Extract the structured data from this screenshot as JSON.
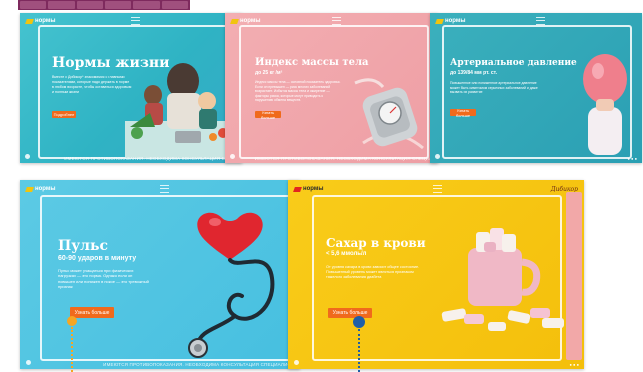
{
  "browser_tabs": [
    "",
    "",
    "",
    "",
    "",
    ""
  ],
  "brand": {
    "logo_text": "нормы",
    "partner_logo": "Дибикор"
  },
  "footer_disclaimer": "ИМЕЮТСЯ ПРОТИВОПОКАЗАНИЯ. НЕОБХОДИМА КОНСУЛЬТАЦИЯ СПЕЦИАЛИСТА",
  "slides": [
    {
      "title": "Нормы жизни",
      "subtitle": "",
      "body": "Вместе с Дибикор* знакомимся с главными показателями, которые надо держать в норме в любом возрасте, чтобы оставаться здоровым и полным жизни",
      "button": "Подробнее"
    },
    {
      "title": "Индекс массы тела",
      "subtitle": "до 25 кг /м²",
      "body": "Индекс массы тела — основной показатель здоровья. Если он превышен — риск многих заболеваний возрастает. Избыток массы тела и ожирение — факторы риска, которые могут приводить к нарушению обмена веществ.",
      "button": "Узнать больше"
    },
    {
      "title": "Артериальное давление",
      "subtitle": "до 139/84 мм рт. ст.",
      "body": "Повышенное или пониженное артериальное давление может быть симптомом серьезных заболеваний и даже вызвать их развитие",
      "button": "Узнать больше"
    },
    {
      "title": "Пульс",
      "subtitle": "60-90 ударов в минуту",
      "body": "Пульс может учащаться при физических нагрузках — это норма. Однако если он повышен или понижен в покое — это тревожный признак",
      "button": "Узнать больше"
    },
    {
      "title": "Сахар в крови",
      "subtitle": "< 5,6 ммоль/л",
      "body": "От уровня сахара в крови зависит общее состояние. Повышенный уровень может являться признаком тяжелого заболевания диабета",
      "button": "Узнать больше"
    }
  ],
  "colors": {
    "teal": "#2fb3c4",
    "pink": "#f0a3a8",
    "teal_dark": "#2a9fb3",
    "cyan": "#55c8e2",
    "yellow": "#f7c614",
    "accent_orange": "#f06a1c",
    "annotation_orange": "#f5a623",
    "annotation_blue": "#1f5fa8"
  },
  "icons": [
    "menu-icon",
    "heart-icon",
    "stethoscope-icon",
    "scale-icon",
    "balloon-icon",
    "marshmallow-cup-icon"
  ]
}
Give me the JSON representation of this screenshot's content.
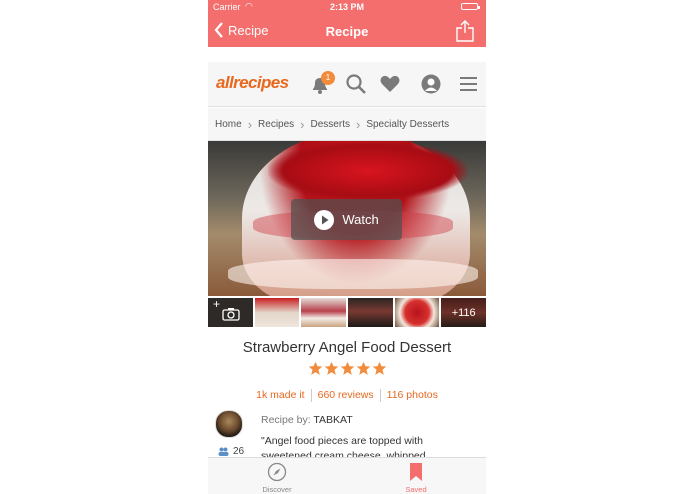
{
  "status_bar": {
    "carrier": "Carrier",
    "time": "2:13 PM"
  },
  "nav": {
    "back_label": "Recipe",
    "title": "Recipe"
  },
  "header": {
    "logo": "allrecipes",
    "notification_count": "1"
  },
  "breadcrumb": [
    "Home",
    "Recipes",
    "Desserts",
    "Specialty Desserts"
  ],
  "hero": {
    "watch_label": "Watch"
  },
  "thumbnails": {
    "more_label": "+116"
  },
  "recipe": {
    "title": "Strawberry Angel Food Dessert",
    "rating": 5,
    "made_it": "1k made it",
    "reviews": "660 reviews",
    "photos": "116 photos",
    "recipe_by_label": "Recipe by: ",
    "author": "TABKAT",
    "followers": "26",
    "description": "\"Angel food pieces are topped with sweetened cream cheese, whipped"
  },
  "tabs": [
    {
      "label": "Discover"
    },
    {
      "label": "Saved"
    }
  ],
  "colors": {
    "nav": "#f46e6e",
    "accent": "#e8681e",
    "star": "#f28b3c"
  }
}
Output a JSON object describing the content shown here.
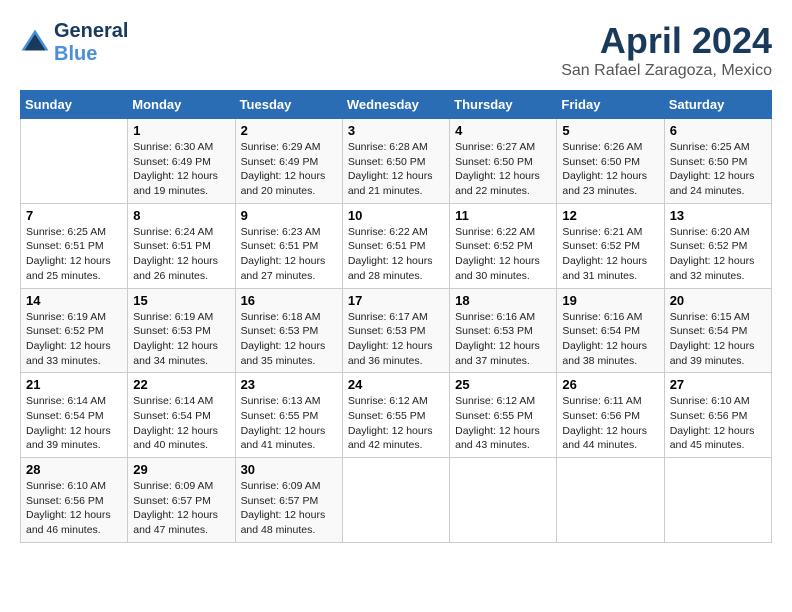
_ _ _ _ _
● **PROBLEM DESCRIPTION**: Omit every image. Quote each record exactly.

● **TASK SOLUTION**:
Extract the structured data from this screenshot as JSON.
{
  "browser_tabs": [
    "",
    "",
    "",
    "",
    "",
    ""
  ],
  "brand": {
    "logo_text": "нормы",
    "partner_logo": "Дибикор"
  },
  "footer_disclaimer": "ИМЕЮТСЯ ПРОТИВОПОКАЗАНИЯ. НЕОБХОДИМА КОНСУЛЬТАЦИЯ СПЕЦИАЛИСТА",
  "slides": [
    {
      "title": "Нормы жизни",
      "subtitle": "",
      "body": "Вместе с Дибикор* знакомимся с главными показателями, которые надо держать в норме в любом возрасте, чтобы оставаться здоровым и полным жизни",
      "button": "Подробнее"
    },
    {
      "title": "Индекс массы тела",
      "subtitle": "до 25 кг /м²",
      "body": "Индекс массы тела — основной показатель здоровья. Если он превышен — риск многих заболеваний возрастает. Избыток массы тела и ожирение — факторы риска, которые могут приводить к нарушению обмена веществ.",
      "button": "Узнать больше"
    },
    {
      "title": "Артериальное давление",
      "subtitle": "до 139/84 мм рт. ст.",
      "body": "Повышенное или пониженное артериальное давление может быть симптомом серьезных заболеваний и даже вызвать их развитие",
      "button": "Узнать больше"
    },
    {
      "title": "Пульс",
      "subtitle": "60-90 ударов в минуту",
      "body": "Пульс может учащаться при физических нагрузках — это норма. Однако если он повышен или понижен в покое — это тревожный признак",
      "button": "Узнать больше"
    },
    {
      "title": "Сахар в крови",
      "subtitle": "< 5,6 ммоль/л",
      "body": "От уровня сахара в крови зависит общее состояние. Повышенный уровень может являться признаком тяжелого заболевания диабета",
      "button": "Узнать больше"
    }
  ],
  "colors": {
    "teal": "#2fb3c4",
    "pink": "#f0a3a8",
    "teal_dark": "#2a9fb3",
    "cyan": "#55c8e2",
    "yellow": "#f7c614",
    "accent_orange": "#f06a1c",
    "annotation_orange": "#f5a623",
    "annotation_blue": "#1f5fa8"
  },
  "icons": [
    "menu-icon",
    "heart-icon",
    "stethoscope-icon",
    "scale-icon",
    "balloon-icon",
    "marshmallow-cup-icon"
  ]
}
Give me the JSON representation of this screenshot's content.
{
  "status_bar": {
    "carrier": "Carrier",
    "time": "2:13 PM"
  },
  "nav": {
    "back_label": "Recipe",
    "title": "Recipe"
  },
  "header": {
    "logo": "allrecipes",
    "notification_count": "1"
  },
  "breadcrumb": [
    "Home",
    "Recipes",
    "Desserts",
    "Specialty Desserts"
  ],
  "hero": {
    "watch_label": "Watch"
  },
  "thumbnails": {
    "more_label": "+116"
  },
  "recipe": {
    "title": "Strawberry Angel Food Dessert",
    "rating": 5,
    "made_it": "1k made it",
    "reviews": "660 reviews",
    "photos": "116 photos",
    "recipe_by_label": "Recipe by: ",
    "author": "TABKAT",
    "followers": "26",
    "description": "\"Angel food pieces are topped with sweetened cream cheese, whipped"
  },
  "tabs": [
    {
      "label": "Discover"
    },
    {
      "label": "Saved"
    }
  ],
  "colors": {
    "nav": "#f46e6e",
    "accent": "#e8681e",
    "star": "#f28b3c"
  }
}
Output a JSON object describing the content shown here.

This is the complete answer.